AVAILABLE RECORDS >>
____
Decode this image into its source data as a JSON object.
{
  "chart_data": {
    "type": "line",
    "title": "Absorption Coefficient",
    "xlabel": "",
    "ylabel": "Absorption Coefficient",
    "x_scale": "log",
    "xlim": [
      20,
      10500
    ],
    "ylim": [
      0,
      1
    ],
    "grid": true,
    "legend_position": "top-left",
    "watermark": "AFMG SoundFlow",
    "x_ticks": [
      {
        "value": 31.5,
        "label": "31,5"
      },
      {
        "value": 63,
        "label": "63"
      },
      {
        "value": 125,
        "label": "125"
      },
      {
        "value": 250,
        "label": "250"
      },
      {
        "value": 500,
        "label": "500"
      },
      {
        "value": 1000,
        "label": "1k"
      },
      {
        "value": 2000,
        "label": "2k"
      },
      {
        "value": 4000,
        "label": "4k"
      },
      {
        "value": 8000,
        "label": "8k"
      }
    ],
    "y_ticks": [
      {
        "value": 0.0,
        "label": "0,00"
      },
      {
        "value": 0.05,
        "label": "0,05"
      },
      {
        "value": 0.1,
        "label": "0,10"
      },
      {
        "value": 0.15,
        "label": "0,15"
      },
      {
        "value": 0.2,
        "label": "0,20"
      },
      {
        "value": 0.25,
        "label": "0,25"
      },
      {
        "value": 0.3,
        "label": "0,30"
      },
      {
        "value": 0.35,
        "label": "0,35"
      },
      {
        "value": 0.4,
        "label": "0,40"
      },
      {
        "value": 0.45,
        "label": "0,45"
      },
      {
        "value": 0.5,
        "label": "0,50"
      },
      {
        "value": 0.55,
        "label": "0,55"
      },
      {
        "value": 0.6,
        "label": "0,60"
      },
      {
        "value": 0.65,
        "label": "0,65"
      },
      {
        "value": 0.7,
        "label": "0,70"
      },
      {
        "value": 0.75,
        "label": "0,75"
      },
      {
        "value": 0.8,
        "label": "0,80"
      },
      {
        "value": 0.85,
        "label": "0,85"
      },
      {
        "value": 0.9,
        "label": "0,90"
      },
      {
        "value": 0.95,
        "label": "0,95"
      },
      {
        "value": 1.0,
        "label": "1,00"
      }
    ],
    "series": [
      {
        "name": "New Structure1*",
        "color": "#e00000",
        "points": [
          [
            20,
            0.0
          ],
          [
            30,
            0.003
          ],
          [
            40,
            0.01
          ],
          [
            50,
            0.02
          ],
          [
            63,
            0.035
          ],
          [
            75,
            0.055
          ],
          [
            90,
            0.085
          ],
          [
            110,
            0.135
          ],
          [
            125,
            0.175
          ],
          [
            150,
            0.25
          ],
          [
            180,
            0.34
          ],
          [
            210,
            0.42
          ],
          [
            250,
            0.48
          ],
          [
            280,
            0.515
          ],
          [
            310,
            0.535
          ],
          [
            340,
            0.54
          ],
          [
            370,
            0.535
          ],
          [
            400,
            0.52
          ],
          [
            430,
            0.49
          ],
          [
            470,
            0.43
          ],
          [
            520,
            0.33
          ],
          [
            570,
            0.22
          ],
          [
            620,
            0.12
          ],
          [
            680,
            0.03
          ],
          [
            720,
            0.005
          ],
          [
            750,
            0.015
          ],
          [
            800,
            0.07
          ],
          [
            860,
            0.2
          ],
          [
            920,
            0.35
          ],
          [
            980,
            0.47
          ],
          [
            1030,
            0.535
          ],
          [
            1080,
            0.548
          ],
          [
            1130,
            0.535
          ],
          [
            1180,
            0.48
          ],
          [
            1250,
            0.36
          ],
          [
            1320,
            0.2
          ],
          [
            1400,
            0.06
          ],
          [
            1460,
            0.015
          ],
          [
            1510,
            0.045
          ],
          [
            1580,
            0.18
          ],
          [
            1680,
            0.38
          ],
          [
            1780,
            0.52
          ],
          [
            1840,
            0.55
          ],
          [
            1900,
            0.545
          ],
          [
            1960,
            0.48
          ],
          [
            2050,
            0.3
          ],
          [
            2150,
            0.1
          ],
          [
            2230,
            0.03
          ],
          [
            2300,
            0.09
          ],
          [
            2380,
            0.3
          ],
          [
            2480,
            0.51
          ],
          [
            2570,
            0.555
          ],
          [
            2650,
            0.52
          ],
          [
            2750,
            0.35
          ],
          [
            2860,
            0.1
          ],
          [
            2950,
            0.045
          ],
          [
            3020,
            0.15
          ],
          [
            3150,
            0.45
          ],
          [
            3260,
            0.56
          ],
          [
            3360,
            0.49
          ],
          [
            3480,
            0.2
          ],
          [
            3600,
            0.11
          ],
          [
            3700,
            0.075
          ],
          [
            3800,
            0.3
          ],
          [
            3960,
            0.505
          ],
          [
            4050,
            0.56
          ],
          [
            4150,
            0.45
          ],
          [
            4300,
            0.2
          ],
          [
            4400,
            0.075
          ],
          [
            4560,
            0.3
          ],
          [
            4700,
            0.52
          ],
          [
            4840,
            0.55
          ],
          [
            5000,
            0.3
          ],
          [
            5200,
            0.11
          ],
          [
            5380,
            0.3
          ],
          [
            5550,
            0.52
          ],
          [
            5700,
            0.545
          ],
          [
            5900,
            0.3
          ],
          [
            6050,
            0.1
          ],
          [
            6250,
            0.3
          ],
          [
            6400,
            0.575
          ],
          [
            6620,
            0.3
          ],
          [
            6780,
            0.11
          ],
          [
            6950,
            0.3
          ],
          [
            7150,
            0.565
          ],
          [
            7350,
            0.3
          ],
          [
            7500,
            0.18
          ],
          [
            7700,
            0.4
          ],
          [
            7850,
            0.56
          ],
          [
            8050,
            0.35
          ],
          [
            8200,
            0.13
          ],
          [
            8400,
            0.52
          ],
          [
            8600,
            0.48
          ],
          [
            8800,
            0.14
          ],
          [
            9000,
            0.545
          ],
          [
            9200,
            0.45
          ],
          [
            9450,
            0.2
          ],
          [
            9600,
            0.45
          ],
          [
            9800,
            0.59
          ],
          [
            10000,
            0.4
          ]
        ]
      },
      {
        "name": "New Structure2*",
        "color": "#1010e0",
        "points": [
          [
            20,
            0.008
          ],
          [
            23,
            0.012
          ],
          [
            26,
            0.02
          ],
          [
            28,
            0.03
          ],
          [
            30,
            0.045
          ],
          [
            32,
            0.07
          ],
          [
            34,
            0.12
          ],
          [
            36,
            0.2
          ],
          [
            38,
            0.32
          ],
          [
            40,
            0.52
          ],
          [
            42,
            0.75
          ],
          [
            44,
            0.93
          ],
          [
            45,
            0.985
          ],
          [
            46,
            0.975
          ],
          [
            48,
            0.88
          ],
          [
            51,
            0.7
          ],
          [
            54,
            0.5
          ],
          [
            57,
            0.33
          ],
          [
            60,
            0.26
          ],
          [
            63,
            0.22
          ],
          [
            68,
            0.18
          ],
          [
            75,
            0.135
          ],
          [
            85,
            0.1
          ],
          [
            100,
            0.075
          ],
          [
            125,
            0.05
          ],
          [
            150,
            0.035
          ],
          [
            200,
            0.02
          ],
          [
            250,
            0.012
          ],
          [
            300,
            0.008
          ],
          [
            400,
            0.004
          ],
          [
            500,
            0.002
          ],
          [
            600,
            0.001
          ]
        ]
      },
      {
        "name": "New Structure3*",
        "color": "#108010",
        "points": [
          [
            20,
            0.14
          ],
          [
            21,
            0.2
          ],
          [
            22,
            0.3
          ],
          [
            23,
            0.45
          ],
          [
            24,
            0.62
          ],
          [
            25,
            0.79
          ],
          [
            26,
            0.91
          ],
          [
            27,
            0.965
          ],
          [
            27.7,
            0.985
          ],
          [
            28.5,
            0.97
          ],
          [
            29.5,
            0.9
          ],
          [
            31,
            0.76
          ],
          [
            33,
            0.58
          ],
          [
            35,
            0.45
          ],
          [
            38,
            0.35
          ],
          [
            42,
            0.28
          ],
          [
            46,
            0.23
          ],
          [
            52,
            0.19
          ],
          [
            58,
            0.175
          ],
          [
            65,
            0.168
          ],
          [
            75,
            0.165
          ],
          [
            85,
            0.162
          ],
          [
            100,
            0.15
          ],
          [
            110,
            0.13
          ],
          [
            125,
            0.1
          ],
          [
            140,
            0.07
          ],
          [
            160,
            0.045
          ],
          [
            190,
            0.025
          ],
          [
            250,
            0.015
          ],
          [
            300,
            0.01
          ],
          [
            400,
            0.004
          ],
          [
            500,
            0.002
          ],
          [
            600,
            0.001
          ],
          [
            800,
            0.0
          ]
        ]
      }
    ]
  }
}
____
DIRECTION >> Copy each line from the records above that includes the string "Absorption".

EXPECTED OUTPUT >>
    "title": "Absorption Coefficient",
    "ylabel": "Absorption Coefficient",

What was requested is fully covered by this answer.